> MATERIAL FOR THE TASK:

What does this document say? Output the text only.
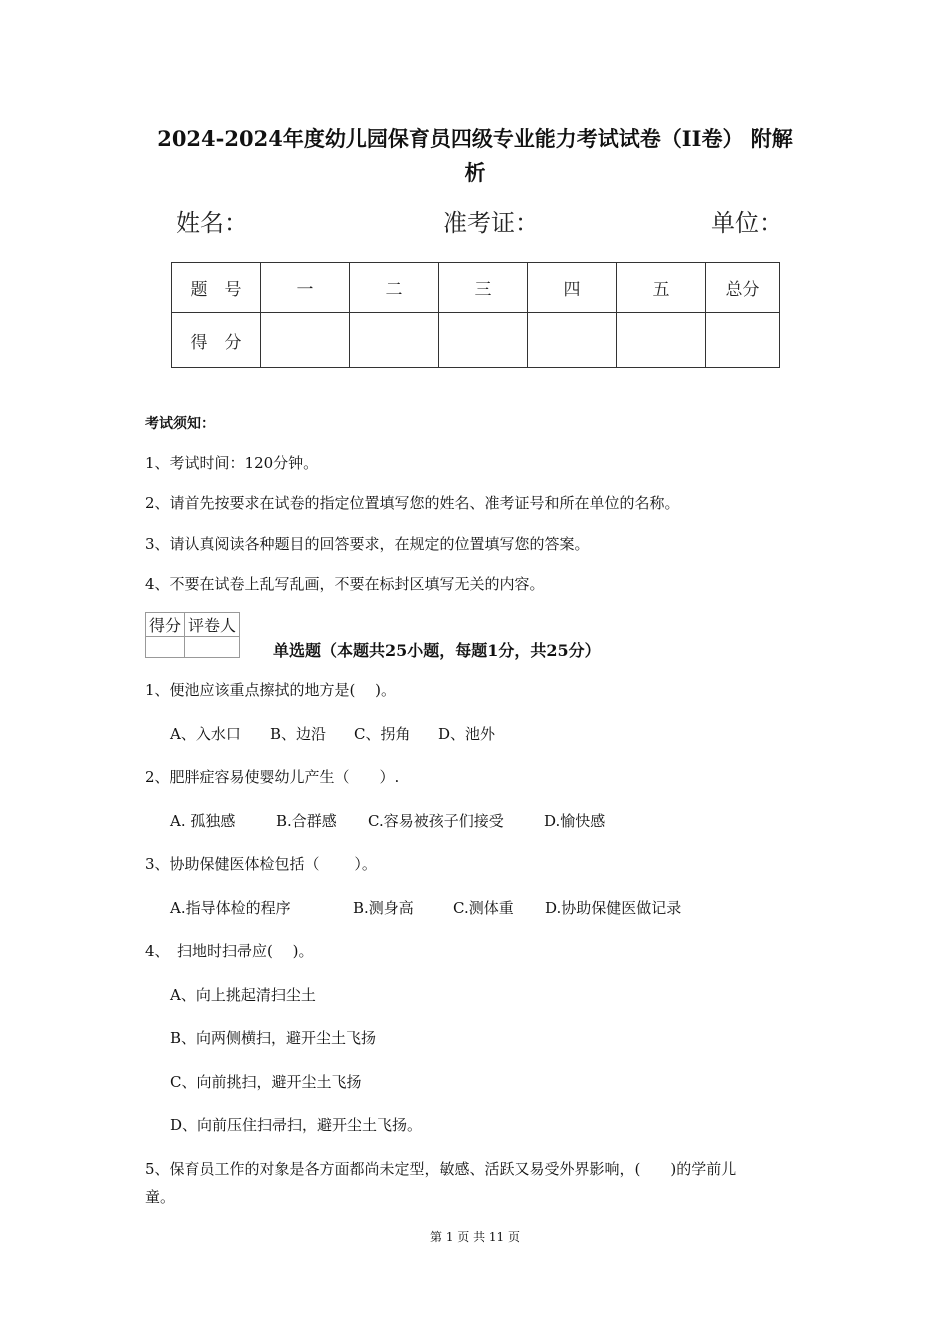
2024-2024年度幼儿园保育员四级专业能力考试试卷（II卷） 附解
析
姓名：	准考证：	单位：
题　号	一	二	三	四	五	总分
得　分						
考试须知：
1、考试时间：120分钟。
2、请首先按要求在试卷的指定位置填写您的姓名、准考证号和所在单位的名称。
3、请认真阅读各种题目的回答要求，在规定的位置填写您的答案。
4、不要在试卷上乱写乱画，不要在标封区填写无关的内容。
得分	评卷人

单选题（本题共25小题，每题1分，共25分）
1、便池应该重点擦拭的地方是(　 )。
A、入水口 B、边沿 C、拐角 D、池外
2、肥胖症容易使婴幼儿产生（　　）.
A. 孤独感	B.合群感 C.容易被孩子们接受	D.愉快感
3、协助保健医体检包括（　　 ）。
A.指导体检的程序	B.测身高	C.测体重 D.协助保健医做记录
4、　扫地时扫帚应(　 )。
A、向上挑起清扫尘土
B、向两侧横扫，避开尘土飞扬
C、向前挑扫，避开尘土飞扬
D、向前压住扫帚扫，避开尘土飞扬。
5、保育员工作的对象是各方面都尚未定型，敏感、活跃又易受外界影响，(　　)的学前儿
童。
第 1 页 共 11 页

> EXERCISE OBJECTIVE: State, as a bare number, how many lines of the listing hold the word "避开尘土飞扬".

> SOLUTION TO THE PROBLEM: 3